WHAT THE TASK ASKS.
Please copy out each of the entries below word for word, omitting the pictures.

RECORDS TO PROCESS.
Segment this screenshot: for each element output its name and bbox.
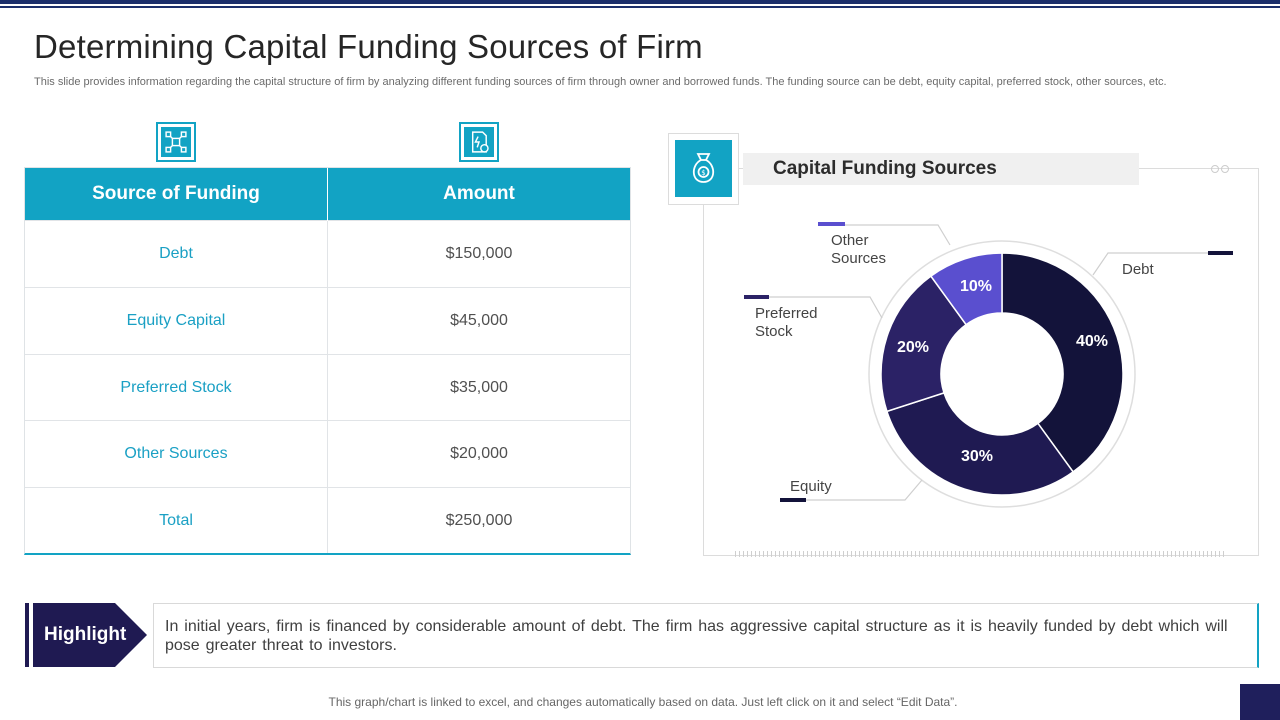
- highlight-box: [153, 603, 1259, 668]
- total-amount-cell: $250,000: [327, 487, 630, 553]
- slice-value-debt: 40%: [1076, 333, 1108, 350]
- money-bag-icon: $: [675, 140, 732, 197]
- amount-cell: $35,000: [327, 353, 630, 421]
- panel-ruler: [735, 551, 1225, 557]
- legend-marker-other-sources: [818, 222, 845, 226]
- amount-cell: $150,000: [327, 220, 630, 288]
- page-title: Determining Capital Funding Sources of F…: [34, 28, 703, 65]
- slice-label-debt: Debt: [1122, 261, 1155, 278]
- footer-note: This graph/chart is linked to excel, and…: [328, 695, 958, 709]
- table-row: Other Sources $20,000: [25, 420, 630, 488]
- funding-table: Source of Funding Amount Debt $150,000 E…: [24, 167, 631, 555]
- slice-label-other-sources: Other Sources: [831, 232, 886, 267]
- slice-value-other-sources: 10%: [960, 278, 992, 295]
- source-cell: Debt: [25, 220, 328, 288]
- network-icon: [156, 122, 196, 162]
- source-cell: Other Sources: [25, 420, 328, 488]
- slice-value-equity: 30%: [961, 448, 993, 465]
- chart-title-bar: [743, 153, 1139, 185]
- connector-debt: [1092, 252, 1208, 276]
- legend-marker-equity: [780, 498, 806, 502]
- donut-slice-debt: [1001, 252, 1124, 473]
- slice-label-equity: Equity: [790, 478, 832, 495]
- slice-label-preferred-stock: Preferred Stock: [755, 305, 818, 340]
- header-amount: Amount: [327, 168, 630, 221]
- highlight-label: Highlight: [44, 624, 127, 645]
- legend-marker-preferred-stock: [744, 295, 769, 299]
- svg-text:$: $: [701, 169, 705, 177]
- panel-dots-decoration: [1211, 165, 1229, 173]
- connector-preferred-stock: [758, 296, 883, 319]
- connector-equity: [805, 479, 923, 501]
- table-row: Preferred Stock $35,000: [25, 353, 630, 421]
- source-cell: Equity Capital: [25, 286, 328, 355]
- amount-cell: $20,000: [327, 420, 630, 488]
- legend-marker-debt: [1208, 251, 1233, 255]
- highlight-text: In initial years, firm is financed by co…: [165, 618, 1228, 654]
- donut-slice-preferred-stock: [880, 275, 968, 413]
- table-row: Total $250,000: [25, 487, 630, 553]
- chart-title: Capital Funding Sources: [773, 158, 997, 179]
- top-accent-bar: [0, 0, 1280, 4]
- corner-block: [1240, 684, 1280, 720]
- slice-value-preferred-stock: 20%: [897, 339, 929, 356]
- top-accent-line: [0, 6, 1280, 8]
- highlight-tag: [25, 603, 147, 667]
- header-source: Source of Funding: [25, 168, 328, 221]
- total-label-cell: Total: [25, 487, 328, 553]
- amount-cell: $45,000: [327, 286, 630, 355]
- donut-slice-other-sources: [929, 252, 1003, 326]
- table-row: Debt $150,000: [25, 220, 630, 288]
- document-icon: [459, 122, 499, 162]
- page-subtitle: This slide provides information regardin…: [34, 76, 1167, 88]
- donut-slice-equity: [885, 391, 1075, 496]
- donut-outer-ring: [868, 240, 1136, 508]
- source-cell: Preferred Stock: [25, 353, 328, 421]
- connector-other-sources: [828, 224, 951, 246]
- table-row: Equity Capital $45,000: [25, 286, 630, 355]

THE COMPLETED TASK.
Segment this screenshot: for each element output its name and bbox.
- highlight-box: [153, 603, 1259, 668]
- total-amount-cell: $250,000: [327, 487, 630, 553]
- slice-value-debt: 40%: [1076, 333, 1108, 350]
- money-bag-icon: $: [675, 140, 732, 197]
- amount-cell: $35,000: [327, 353, 630, 421]
- panel-ruler: [735, 551, 1225, 557]
- legend-marker-other-sources: [818, 222, 845, 226]
- amount-cell: $150,000: [327, 220, 630, 288]
- page-title: Determining Capital Funding Sources of F…: [34, 28, 703, 65]
- slice-label-debt: Debt: [1122, 261, 1155, 278]
- footer-note: This graph/chart is linked to excel, and…: [328, 695, 958, 709]
- table-row: Other Sources $20,000: [25, 420, 630, 488]
- funding-table: Source of Funding Amount Debt $150,000 E…: [24, 167, 631, 555]
- slice-label-other-sources: Other Sources: [831, 232, 886, 267]
- slice-value-other-sources: 10%: [960, 278, 992, 295]
- source-cell: Debt: [25, 220, 328, 288]
- network-icon: [156, 122, 196, 162]
- source-cell: Other Sources: [25, 420, 328, 488]
- slice-value-equity: 30%: [961, 448, 993, 465]
- chart-title-bar: [743, 153, 1139, 185]
- connector-debt: [1092, 252, 1208, 276]
- legend-marker-equity: [780, 498, 806, 502]
- donut-slice-debt: [1001, 252, 1124, 473]
- slice-label-equity: Equity: [790, 478, 832, 495]
- slice-label-preferred-stock: Preferred Stock: [755, 305, 818, 340]
- header-amount: Amount: [327, 168, 630, 221]
- highlight-label: Highlight: [44, 624, 127, 645]
- legend-marker-preferred-stock: [744, 295, 769, 299]
- svg-text:$: $: [701, 169, 705, 177]
- panel-dots-decoration: [1211, 165, 1229, 173]
- connector-preferred-stock: [758, 296, 883, 319]
- connector-equity: [805, 479, 923, 501]
- table-row: Preferred Stock $35,000: [25, 353, 630, 421]
- source-cell: Equity Capital: [25, 286, 328, 355]
- amount-cell: $20,000: [327, 420, 630, 488]
- legend-marker-debt: [1208, 251, 1233, 255]
- highlight-text: In initial years, firm is financed by co…: [165, 618, 1228, 654]
- donut-slice-preferred-stock: [880, 275, 968, 413]
- table-row: Total $250,000: [25, 487, 630, 553]
- chart-title: Capital Funding Sources: [773, 158, 997, 179]
- top-accent-bar: [0, 0, 1280, 4]
- corner-block: [1240, 684, 1280, 720]
- slice-value-preferred-stock: 20%: [897, 339, 929, 356]
- top-accent-line: [0, 6, 1280, 8]
- highlight-tag: [25, 603, 147, 667]
- header-source: Source of Funding: [25, 168, 328, 221]
- total-label-cell: Total: [25, 487, 328, 553]
- amount-cell: $45,000: [327, 286, 630, 355]
- donut-slice-other-sources: [929, 252, 1003, 326]
- table-row: Debt $150,000: [25, 220, 630, 288]
- document-icon: [459, 122, 499, 162]
- page-subtitle: This slide provides information regardin…: [34, 76, 1167, 88]
- donut-slice-equity: [885, 391, 1075, 496]
- donut-outer-ring: [868, 240, 1136, 508]
- source-cell: Preferred Stock: [25, 353, 328, 421]
- connector-other-sources: [828, 224, 951, 246]
- table-row: Equity Capital $45,000: [25, 286, 630, 355]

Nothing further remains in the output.